> [What you are asked to do]:
Reproduce all the material exactly, minus any pictures it holds.

Data entries:
--- START ---

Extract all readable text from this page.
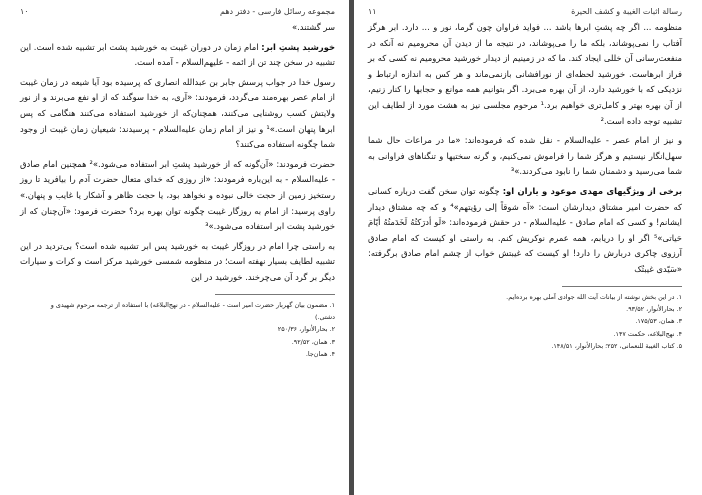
مجموعه رسائل فارسی - دفتر دهم
۱۰

سر گشتند.»

خورشید پشتِ ابر: امام زمان در دوران غیبت به خورشید پشت ابر تشبیه شده است. این تشبیه در سخن چند تن از ائمه - علیهم‌السلام - آمده است.

رسول خدا در جواب پرسش جابر بن عبدالله انصاری که پرسیده بود آیا شیعه در زمان غیبت از امام عصر بهره‌مند می‌گردد، فرمودند: «آری، به خدا سوگند که از او نفع می‌برند و از نور ولایتش کسب روشنایی می‌کنند، همچنان‌که از خورشید استفاده می‌کنند هنگامی که پس ابرها پنهان است.»¹ و نیز از امام زمان علیه‌السلام - پرسیدند: شیعیان زمان غیبت از وجود شما چگونه استفاده می‌کنند؟

حضرت فرمودند: «آن‌گونه که از خورشید پشتِ ابر استفاده می‌شود.»² همچنین امام صادق - علیه‌السلام - به این‌باره فرمودند: «از روزی که خدای متعال حضرت آدم را بیافرید تا روز رستخیز زمین از حجت خالی نبوده و نخواهد بود، یا حجت ظاهر و آشکار یا غایب و پنهان.» راوی پرسید: از امام به روزگار غیبت چگونه توان بهره برد؟ حضرت فرمود: «آن‌چنان که از خورشید پشت ابر استفاده می‌شود.»³

به راستی چرا امام در روزگار غیبت به خورشید پس ابر تشبیه شده است؟ بی‌تردید در این تشبیه لطایف بسیار نهفته است؛ در منظومه شمسی خورشید مرکز است و کرات و سیارات دیگر بر گرد آن می‌چرخند. خورشید در این

۱. مضمون بیان گهربار حضرت امیر است - علیه‌السلام - در نهج‌البلاغه) با استفاده از ترجمه مرحوم شهیدی و
دشتی.)
۲. بحارالأنوار، ۲۵۰/۳۶
۳. همان، ۹۲/۵۲.
۴. همان‌جا.
رسالة اثبات الغيبة و كشف الحيرة
۱۱

منظومه ... اگر چه پشتِ ابرها باشد ... فواید فراوان چون گرما، نور و ... دارد. ابر هرگز آفتاب را نمی‌پوشاند، بلکه ما را می‌پوشاند، در نتیجه ما از دیدن آن محرومیم نه آنکه در منفعت‌رسانی آن خللی ایجاد کند. ما که در زمینیم از دیدار خورشید محرومیم نه کسی که بر فراز ابرهاست. خورشید لحظه‌ای از نورافشانی بازنمی‌ماند و هر کس به اندازه ارتباط و نزدیکی که با خورشید دارد، از آن بهره می‌برد. اگر بتوانیم همه موانع و حجابها را کنار زنیم، از آن بهره بهتر و کامل‌تری خواهیم برد.¹ مرحوم مجلسی نیز به هشت مورد از لطایف این تشبیه توجه داده است.²

و نیز از امام عصر - علیه‌السلام - نقل شده که فرموده‌اند: «ما در مراعات حال شما سهل‌انگار نیستیم و هرگز شما را فراموش نمی‌کنیم، و گرنه سختیها و تنگناهای فراوانی به شما می‌رسید و دشمنان شما را نابود می‌کردند.»³

برخی از ویژگیهای مهدی موعود و یاران او: چگونه توان سخن گفت درباره کسانی که حضرت امیر مشتاق دیدارشان است: «آه شوقاً إلی رؤیتهم»⁴ و که چه مشتاق دیدار ایشانم! و کسی که امام صادق - علیه‌السلام - در حقش فرموده‌اند: «لَو أدرَکتُهُ لَخَدَمتُهُ أیّامَ حَیاتی»⁵ اگر او را دریابم، همه عمرم نوکریش کنم. به راستی او کیست که امام صادق آرزوی چاکری دربارش را دارد! او کیست که غیبتش خواب از چشم امام صادق برگرفته: «سَیّدی غیبتُک

۱. در این بخش نوشته از بیانات آیت الله جوادی آملی بهره برده‌ایم.
۲. بحارالأنوار، ۹۳/۵۲.
۳. همان، ۱۷۵/۵۳.
۴. نهج‌البلاغه، حکمت ۱۴۷.
۵. کتاب الغیبة للنعمانی، ۲۵۲؛ بحارالأنوار، ۱۴۸/۵۱.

--- END ---

> [Full output]:
Extract all readable text from this page.
مجموعه رسائل فارسی - دفتر دهم
۱۰

سر گشتند.»

خورشید پشتِ ابر: امام زمان در دوران غیبت به خورشید پشت ابر تشبیه شده است. این تشبیه در سخن چند تن از ائمه - علیهم‌السلام - آمده است.

رسول خدا در جواب پرسش جابر بن عبدالله انصاری که پرسیده بود آیا شیعه در زمان غیبت از امام عصر بهره‌مند می‌گردد، فرمودند: «آری، به خدا سوگند که از او نفع می‌برند و از نور ولایتش کسب روشنایی می‌کنند، همچنان‌که از خورشید استفاده می‌کنند هنگامی که پس ابرها پنهان است.»¹ و نیز از امام زمان علیه‌السلام - پرسیدند: شیعیان زمان غیبت از وجود شما چگونه استفاده می‌کنند؟

حضرت فرمودند: «آن‌گونه که از خورشید پشتِ ابر استفاده می‌شود.»² همچنین امام صادق - علیه‌السلام - به این‌باره فرمودند: «از روزی که خدای متعال حضرت آدم را بیافرید تا روز رستخیز زمین از حجت خالی نبوده و نخواهد بود، یا حجت ظاهر و آشکار یا غایب و پنهان.» راوی پرسید: از امام به روزگار غیبت چگونه توان بهره برد؟ حضرت فرمود: «آن‌چنان که از خورشید پشت ابر استفاده می‌شود.»³

به راستی چرا امام در روزگار غیبت به خورشید پس ابر تشبیه شده است؟ بی‌تردید در این تشبیه لطایف بسیار نهفته است؛ در منظومه شمسی خورشید مرکز است و کرات و سیارات دیگر بر گرد آن می‌چرخند. خورشید در این

۱. مضمون بیان گهربار حضرت امیر است - علیه‌السلام - در نهج‌البلاغه) با استفاده از ترجمه مرحوم شهیدی و
دشتی.)
۲. بحارالأنوار، ۲۵۰/۳۶
۳. همان، ۹۲/۵۲.
۴. همان‌جا.
رسالة اثبات الغيبة و كشف الحيرة
۱۱

منظومه ... اگر چه پشتِ ابرها باشد ... فواید فراوان چون گرما، نور و ... دارد. ابر هرگز آفتاب را نمی‌پوشاند، بلکه ما را می‌پوشاند، در نتیجه ما از دیدن آن محرومیم نه آنکه در منفعت‌رسانی آن خللی ایجاد کند. ما که در زمینیم از دیدار خورشید محرومیم نه کسی که بر فراز ابرهاست. خورشید لحظه‌ای از نورافشانی بازنمی‌ماند و هر کس به اندازه ارتباط و نزدیکی که با خورشید دارد، از آن بهره می‌برد. اگر بتوانیم همه موانع و حجابها را کنار زنیم، از آن بهره بهتر و کامل‌تری خواهیم برد.¹ مرحوم مجلسی نیز به هشت مورد از لطایف این تشبیه توجه داده است.²

و نیز از امام عصر - علیه‌السلام - نقل شده که فرموده‌اند: «ما در مراعات حال شما سهل‌انگار نیستیم و هرگز شما را فراموش نمی‌کنیم، و گرنه سختیها و تنگناهای فراوانی به شما می‌رسید و دشمنان شما را نابود می‌کردند.»³

برخی از ویژگیهای مهدی موعود و یاران او: چگونه توان سخن گفت درباره کسانی که حضرت امیر مشتاق دیدارشان است: «آه شوقاً إلی رؤیتهم»⁴ و که چه مشتاق دیدار ایشانم! و کسی که امام صادق - علیه‌السلام - در حقش فرموده‌اند: «لَو أدرَکتُهُ لَخَدَمتُهُ أیّامَ حَیاتی»⁵ اگر او را دریابم، همه عمرم نوکریش کنم. به راستی او کیست که امام صادق آرزوی چاکری دربارش را دارد! او کیست که غیبتش خواب از چشم امام صادق برگرفته: «سَیّدی غیبتُک

۱. در این بخش نوشته از بیانات آیت الله جوادی آملی بهره برده‌ایم.
۲. بحارالأنوار، ۹۳/۵۲.
۳. همان، ۱۷۵/۵۳.
۴. نهج‌البلاغه، حکمت ۱۴۷.
۵. کتاب الغیبة للنعمانی، ۲۵۲؛ بحارالأنوار، ۱۴۸/۵۱.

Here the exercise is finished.